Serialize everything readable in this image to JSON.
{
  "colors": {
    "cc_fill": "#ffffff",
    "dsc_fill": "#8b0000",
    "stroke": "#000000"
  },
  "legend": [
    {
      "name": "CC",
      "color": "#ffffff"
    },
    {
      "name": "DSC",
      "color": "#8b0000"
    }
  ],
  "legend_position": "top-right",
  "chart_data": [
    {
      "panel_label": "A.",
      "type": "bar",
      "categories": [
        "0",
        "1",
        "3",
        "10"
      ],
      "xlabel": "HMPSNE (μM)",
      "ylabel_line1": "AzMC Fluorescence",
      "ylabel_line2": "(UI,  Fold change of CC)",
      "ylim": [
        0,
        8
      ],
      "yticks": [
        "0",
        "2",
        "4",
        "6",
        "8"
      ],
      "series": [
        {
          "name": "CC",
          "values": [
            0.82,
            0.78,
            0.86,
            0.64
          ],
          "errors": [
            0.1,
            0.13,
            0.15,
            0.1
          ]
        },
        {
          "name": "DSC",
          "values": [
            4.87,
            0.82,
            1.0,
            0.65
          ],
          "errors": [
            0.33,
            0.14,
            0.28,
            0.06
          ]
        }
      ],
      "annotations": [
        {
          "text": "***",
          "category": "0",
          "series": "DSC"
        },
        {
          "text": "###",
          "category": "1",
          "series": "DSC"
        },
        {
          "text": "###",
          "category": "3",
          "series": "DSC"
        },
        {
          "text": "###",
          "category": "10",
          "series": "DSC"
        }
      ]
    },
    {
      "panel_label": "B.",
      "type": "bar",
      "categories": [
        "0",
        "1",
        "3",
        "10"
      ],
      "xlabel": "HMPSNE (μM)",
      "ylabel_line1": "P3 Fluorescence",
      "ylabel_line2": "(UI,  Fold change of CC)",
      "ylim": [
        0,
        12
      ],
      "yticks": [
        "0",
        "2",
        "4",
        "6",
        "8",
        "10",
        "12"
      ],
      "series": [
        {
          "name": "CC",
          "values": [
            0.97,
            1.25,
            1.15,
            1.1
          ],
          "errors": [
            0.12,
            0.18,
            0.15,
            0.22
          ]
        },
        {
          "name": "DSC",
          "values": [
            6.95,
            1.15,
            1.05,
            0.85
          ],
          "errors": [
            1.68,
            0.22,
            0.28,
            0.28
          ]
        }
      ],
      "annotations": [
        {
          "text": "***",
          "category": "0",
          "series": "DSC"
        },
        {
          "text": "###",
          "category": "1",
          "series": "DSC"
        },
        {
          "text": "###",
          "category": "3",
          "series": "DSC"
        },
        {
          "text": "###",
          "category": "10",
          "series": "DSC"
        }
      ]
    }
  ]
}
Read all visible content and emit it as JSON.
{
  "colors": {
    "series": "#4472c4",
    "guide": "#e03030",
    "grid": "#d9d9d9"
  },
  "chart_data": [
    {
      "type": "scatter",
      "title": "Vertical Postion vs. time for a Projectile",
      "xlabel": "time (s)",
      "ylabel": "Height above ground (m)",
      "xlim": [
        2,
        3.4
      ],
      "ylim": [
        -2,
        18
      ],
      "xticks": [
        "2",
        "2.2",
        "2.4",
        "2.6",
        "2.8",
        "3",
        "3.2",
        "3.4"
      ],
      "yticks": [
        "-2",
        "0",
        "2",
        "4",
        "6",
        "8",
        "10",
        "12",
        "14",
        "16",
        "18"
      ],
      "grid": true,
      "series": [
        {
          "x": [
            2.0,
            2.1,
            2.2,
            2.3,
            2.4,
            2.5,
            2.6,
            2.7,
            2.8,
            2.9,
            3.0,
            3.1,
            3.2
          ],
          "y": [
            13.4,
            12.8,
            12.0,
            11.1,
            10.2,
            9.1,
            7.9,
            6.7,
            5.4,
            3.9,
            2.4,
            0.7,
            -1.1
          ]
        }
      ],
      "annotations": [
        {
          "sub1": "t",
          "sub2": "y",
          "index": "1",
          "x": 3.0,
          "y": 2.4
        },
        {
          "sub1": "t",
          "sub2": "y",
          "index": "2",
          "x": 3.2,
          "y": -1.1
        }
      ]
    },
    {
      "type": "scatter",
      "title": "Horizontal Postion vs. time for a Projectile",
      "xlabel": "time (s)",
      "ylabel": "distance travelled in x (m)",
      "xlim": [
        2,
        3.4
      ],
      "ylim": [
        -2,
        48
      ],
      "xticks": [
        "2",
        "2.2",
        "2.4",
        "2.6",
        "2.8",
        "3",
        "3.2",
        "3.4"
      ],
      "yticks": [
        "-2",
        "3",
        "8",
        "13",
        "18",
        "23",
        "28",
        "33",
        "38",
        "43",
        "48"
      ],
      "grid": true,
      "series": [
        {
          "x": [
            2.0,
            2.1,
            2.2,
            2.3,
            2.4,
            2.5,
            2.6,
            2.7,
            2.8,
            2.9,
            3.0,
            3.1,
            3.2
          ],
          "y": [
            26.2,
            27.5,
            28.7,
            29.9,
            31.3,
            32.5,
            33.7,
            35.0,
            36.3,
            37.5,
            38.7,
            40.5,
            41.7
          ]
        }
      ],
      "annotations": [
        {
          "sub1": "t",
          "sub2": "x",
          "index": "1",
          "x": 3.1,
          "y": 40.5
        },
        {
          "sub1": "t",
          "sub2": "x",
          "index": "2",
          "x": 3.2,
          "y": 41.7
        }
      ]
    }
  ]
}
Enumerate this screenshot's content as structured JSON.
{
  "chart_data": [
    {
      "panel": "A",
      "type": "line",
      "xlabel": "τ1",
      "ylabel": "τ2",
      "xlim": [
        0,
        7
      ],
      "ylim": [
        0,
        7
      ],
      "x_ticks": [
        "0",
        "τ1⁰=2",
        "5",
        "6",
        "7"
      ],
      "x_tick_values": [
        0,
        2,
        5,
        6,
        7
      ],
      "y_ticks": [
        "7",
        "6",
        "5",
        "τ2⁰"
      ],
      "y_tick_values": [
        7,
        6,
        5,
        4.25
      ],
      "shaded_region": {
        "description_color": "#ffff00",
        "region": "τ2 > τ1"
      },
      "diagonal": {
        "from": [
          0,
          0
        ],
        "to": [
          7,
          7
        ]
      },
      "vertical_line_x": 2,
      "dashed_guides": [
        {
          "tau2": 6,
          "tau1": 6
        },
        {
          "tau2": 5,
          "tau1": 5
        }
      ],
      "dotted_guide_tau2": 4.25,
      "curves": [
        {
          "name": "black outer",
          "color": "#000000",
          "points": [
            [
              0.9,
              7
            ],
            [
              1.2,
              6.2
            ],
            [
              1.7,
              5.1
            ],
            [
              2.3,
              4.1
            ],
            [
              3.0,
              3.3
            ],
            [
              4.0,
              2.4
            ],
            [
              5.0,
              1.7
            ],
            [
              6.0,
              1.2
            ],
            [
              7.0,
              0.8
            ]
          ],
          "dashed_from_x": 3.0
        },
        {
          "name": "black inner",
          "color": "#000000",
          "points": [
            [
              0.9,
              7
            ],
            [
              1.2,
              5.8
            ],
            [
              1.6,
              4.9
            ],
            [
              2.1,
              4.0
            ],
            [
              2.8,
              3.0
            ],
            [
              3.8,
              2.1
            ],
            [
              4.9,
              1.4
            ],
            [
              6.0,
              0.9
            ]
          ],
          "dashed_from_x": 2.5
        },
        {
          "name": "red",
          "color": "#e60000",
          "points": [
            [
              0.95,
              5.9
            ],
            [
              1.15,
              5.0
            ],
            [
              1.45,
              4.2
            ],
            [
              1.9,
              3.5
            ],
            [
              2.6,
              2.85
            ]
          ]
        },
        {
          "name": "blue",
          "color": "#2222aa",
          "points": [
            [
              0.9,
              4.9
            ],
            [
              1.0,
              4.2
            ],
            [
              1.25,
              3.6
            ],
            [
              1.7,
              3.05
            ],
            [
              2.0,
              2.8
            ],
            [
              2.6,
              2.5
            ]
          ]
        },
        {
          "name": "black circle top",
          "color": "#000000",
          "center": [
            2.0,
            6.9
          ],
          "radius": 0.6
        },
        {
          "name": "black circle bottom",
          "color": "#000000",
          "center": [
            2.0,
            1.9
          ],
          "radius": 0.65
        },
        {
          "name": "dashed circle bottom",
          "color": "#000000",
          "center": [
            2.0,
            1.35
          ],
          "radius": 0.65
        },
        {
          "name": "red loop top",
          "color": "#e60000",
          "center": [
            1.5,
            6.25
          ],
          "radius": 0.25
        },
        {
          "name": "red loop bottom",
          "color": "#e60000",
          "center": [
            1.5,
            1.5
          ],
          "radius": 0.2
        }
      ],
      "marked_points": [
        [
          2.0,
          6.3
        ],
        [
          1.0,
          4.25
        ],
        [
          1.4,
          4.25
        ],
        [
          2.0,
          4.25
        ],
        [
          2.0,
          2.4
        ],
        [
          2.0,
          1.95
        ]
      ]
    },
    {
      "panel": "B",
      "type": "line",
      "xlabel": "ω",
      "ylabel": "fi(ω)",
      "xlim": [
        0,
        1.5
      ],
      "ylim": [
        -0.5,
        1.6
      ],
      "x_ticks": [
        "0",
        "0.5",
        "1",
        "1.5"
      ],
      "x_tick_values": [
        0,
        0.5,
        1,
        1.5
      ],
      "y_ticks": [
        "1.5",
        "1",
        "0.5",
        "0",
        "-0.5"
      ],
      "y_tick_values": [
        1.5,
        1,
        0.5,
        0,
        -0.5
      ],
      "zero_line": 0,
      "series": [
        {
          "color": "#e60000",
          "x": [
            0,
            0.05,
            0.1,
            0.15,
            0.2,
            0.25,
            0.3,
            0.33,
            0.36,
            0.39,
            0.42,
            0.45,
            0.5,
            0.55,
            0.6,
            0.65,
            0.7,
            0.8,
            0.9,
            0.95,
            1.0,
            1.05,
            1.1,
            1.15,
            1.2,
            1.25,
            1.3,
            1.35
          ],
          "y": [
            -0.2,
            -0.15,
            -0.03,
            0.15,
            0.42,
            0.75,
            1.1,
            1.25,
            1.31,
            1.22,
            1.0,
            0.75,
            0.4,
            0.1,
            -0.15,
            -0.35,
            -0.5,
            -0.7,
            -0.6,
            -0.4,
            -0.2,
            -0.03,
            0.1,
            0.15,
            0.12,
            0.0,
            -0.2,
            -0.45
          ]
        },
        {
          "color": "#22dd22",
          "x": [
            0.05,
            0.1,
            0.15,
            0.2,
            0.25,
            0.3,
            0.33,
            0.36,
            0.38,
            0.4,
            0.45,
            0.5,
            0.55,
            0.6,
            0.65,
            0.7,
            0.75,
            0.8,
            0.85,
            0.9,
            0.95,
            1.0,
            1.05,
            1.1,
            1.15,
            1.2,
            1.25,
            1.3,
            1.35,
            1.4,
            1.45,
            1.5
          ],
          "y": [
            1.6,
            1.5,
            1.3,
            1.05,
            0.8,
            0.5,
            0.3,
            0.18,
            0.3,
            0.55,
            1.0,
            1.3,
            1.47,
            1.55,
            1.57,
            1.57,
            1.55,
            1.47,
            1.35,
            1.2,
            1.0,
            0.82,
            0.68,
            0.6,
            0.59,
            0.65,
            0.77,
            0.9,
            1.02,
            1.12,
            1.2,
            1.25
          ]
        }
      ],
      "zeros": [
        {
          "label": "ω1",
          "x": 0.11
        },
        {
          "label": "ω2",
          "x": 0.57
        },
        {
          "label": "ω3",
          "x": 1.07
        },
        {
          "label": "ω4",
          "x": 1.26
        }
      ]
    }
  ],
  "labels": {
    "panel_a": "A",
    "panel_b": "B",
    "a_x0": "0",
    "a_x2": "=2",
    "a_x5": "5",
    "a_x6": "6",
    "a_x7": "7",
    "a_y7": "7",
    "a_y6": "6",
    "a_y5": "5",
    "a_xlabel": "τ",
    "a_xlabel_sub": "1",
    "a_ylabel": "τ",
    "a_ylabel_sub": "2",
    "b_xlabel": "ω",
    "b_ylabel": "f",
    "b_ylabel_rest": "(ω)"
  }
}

□ □ □

*WORK TO COMPLETE*
Reproduce each line from the records that contains the word "content".

*WRITTEN ANSWER*
Read all visible content and emit it as JSON.
Enumerate this screenshot's content as structured JSON.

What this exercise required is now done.